Material shown →
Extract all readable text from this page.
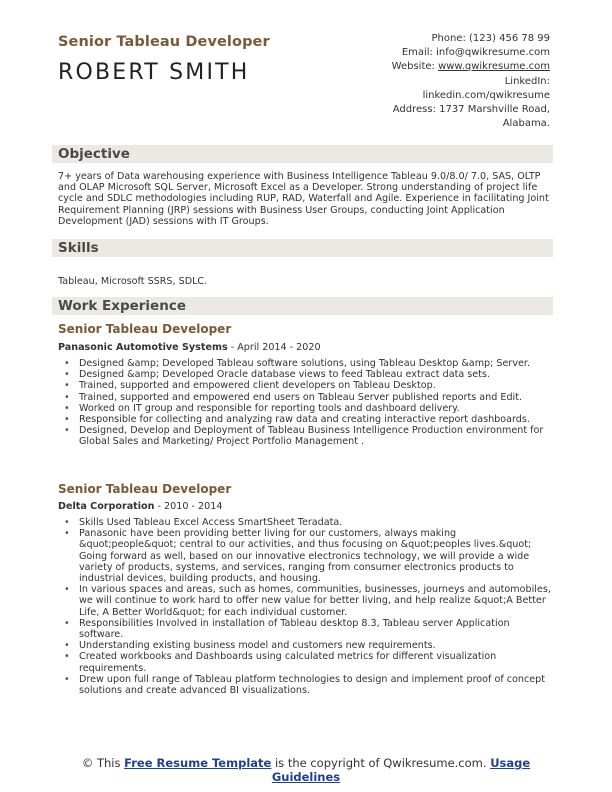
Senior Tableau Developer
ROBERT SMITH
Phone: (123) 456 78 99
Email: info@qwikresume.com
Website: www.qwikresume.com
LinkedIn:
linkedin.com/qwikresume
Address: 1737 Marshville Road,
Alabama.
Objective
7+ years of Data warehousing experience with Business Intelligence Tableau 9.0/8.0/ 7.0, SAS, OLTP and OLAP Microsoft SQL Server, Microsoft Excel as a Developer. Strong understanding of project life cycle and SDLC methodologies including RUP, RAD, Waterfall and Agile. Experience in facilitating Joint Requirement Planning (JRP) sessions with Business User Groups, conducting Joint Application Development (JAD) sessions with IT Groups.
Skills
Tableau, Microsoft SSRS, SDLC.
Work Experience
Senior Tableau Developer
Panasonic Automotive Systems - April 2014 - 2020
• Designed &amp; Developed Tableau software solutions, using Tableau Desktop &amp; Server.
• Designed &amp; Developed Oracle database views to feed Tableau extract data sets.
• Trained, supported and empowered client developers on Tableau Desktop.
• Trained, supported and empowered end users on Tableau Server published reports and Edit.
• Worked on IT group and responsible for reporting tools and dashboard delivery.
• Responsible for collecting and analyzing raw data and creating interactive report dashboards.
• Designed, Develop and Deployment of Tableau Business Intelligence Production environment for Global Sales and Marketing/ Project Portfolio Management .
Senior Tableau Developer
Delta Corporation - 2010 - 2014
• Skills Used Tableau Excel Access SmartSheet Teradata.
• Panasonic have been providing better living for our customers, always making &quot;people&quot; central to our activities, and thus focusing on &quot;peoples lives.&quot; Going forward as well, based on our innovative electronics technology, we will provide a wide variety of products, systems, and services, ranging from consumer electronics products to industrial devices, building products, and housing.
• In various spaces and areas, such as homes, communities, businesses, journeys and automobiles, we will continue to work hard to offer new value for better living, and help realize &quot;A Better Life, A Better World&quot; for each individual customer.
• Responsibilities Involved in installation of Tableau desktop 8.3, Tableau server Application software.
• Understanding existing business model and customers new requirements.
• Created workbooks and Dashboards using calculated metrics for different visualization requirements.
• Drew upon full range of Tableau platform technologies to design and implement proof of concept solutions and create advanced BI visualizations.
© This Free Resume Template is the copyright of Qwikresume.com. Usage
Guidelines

Written task → Omit the pictures. Transcribe every record exactly.

Exercise response →
Extract all readable text from this page.
Senior Tableau Developer
ROBERT SMITH
Phone: (123) 456 78 99
Email: info@qwikresume.com
Website: www.qwikresume.com
LinkedIn:
linkedin.com/qwikresume
Address: 1737 Marshville Road,
Alabama.
Objective
7+ years of Data warehousing experience with Business Intelligence Tableau 9.0/8.0/ 7.0, SAS, OLTP and OLAP Microsoft SQL Server, Microsoft Excel as a Developer. Strong understanding of project life cycle and SDLC methodologies including RUP, RAD, Waterfall and Agile. Experience in facilitating Joint Requirement Planning (JRP) sessions with Business User Groups, conducting Joint Application Development (JAD) sessions with IT Groups.
Skills
Tableau, Microsoft SSRS, SDLC.
Work Experience
Senior Tableau Developer
Panasonic Automotive Systems - April 2014 - 2020
• Designed &amp; Developed Tableau software solutions, using Tableau Desktop &amp; Server.
• Designed &amp; Developed Oracle database views to feed Tableau extract data sets.
• Trained, supported and empowered client developers on Tableau Desktop.
• Trained, supported and empowered end users on Tableau Server published reports and Edit.
• Worked on IT group and responsible for reporting tools and dashboard delivery.
• Responsible for collecting and analyzing raw data and creating interactive report dashboards.
• Designed, Develop and Deployment of Tableau Business Intelligence Production environment for Global Sales and Marketing/ Project Portfolio Management .
Senior Tableau Developer
Delta Corporation - 2010 - 2014
• Skills Used Tableau Excel Access SmartSheet Teradata.
• Panasonic have been providing better living for our customers, always making &quot;people&quot; central to our activities, and thus focusing on &quot;peoples lives.&quot; Going forward as well, based on our innovative electronics technology, we will provide a wide variety of products, systems, and services, ranging from consumer electronics products to industrial devices, building products, and housing.
• In various spaces and areas, such as homes, communities, businesses, journeys and automobiles, we will continue to work hard to offer new value for better living, and help realize &quot;A Better Life, A Better World&quot; for each individual customer.
• Responsibilities Involved in installation of Tableau desktop 8.3, Tableau server Application software.
• Understanding existing business model and customers new requirements.
• Created workbooks and Dashboards using calculated metrics for different visualization requirements.
• Drew upon full range of Tableau platform technologies to design and implement proof of concept solutions and create advanced BI visualizations.
© This Free Resume Template is the copyright of Qwikresume.com. Usage
Guidelines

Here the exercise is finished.